++++ Record set ++++
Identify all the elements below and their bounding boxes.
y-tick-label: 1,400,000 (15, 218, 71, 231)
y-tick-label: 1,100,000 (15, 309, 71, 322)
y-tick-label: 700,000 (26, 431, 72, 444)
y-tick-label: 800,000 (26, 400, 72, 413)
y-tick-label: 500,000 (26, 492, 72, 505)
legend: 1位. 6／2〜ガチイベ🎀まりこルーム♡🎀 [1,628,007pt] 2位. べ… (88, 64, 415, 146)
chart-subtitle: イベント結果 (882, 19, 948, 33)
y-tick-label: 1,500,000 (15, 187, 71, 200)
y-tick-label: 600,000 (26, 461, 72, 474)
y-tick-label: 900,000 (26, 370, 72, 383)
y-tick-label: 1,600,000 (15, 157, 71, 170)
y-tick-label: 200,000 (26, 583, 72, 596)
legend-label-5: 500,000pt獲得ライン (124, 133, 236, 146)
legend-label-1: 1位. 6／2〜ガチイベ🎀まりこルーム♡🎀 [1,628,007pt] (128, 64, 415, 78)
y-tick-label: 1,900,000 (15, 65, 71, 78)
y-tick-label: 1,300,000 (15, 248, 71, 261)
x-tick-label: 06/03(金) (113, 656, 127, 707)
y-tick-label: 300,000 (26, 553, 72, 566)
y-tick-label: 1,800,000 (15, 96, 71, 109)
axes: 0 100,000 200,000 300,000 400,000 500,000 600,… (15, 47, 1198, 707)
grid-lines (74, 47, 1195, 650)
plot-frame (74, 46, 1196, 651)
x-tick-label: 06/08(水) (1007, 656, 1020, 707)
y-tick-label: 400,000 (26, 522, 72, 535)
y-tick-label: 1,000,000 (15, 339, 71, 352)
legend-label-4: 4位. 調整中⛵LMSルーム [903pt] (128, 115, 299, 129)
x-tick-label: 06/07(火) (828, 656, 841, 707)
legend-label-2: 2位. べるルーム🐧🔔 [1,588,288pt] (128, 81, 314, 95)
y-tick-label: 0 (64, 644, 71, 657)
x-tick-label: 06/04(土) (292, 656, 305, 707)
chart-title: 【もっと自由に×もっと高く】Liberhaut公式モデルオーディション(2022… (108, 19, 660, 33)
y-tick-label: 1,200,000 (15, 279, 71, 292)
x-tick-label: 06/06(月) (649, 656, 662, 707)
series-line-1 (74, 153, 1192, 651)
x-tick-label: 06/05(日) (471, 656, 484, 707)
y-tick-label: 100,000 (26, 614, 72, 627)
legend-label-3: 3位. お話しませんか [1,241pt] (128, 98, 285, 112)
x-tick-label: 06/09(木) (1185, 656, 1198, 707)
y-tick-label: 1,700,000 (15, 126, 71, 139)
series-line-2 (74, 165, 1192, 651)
++++
* **Goal of the exercise**
Copy out every row above character for character, leaving nothing out.

* **Worked answer**
Identify all the elements below and their bounding boxes.
y-tick-label: 1,400,000 (15, 218, 71, 231)
y-tick-label: 1,100,000 (15, 309, 71, 322)
y-tick-label: 700,000 (26, 431, 72, 444)
y-tick-label: 800,000 (26, 400, 72, 413)
y-tick-label: 500,000 (26, 492, 72, 505)
legend: 1位. 6／2〜ガチイベ🎀まりこルーム♡🎀 [1,628,007pt] 2位. べ… (88, 64, 415, 146)
chart-subtitle: イベント結果 (882, 19, 948, 33)
y-tick-label: 1,500,000 (15, 187, 71, 200)
y-tick-label: 600,000 (26, 461, 72, 474)
y-tick-label: 900,000 (26, 370, 72, 383)
y-tick-label: 1,600,000 (15, 157, 71, 170)
y-tick-label: 200,000 (26, 583, 72, 596)
legend-label-5: 500,000pt獲得ライン (124, 133, 236, 146)
legend-label-1: 1位. 6／2〜ガチイベ🎀まりこルーム♡🎀 [1,628,007pt] (128, 64, 415, 78)
y-tick-label: 1,900,000 (15, 65, 71, 78)
y-tick-label: 1,300,000 (15, 248, 71, 261)
x-tick-label: 06/03(金) (113, 656, 127, 707)
y-tick-label: 300,000 (26, 553, 72, 566)
y-tick-label: 1,800,000 (15, 96, 71, 109)
axes: 0 100,000 200,000 300,000 400,000 500,000 600,… (15, 47, 1198, 707)
grid-lines (74, 47, 1195, 650)
plot-frame (74, 46, 1196, 651)
x-tick-label: 06/08(水) (1007, 656, 1020, 707)
y-tick-label: 400,000 (26, 522, 72, 535)
y-tick-label: 1,000,000 (15, 339, 71, 352)
legend-label-4: 4位. 調整中⛵LMSルーム [903pt] (128, 115, 299, 129)
x-tick-label: 06/07(火) (828, 656, 841, 707)
legend-label-2: 2位. べるルーム🐧🔔 [1,588,288pt] (128, 81, 314, 95)
y-tick-label: 0 (64, 644, 71, 657)
x-tick-label: 06/04(土) (292, 656, 305, 707)
chart-title: 【もっと自由に×もっと高く】Liberhaut公式モデルオーディション(2022… (108, 19, 660, 33)
y-tick-label: 1,200,000 (15, 279, 71, 292)
x-tick-label: 06/06(月) (649, 656, 662, 707)
series-line-1 (74, 153, 1192, 651)
x-tick-label: 06/05(日) (471, 656, 484, 707)
y-tick-label: 100,000 (26, 614, 72, 627)
legend-label-3: 3位. お話しませんか [1,241pt] (128, 98, 285, 112)
x-tick-label: 06/09(木) (1185, 656, 1198, 707)
y-tick-label: 1,700,000 (15, 126, 71, 139)
series-line-2 (74, 165, 1192, 651)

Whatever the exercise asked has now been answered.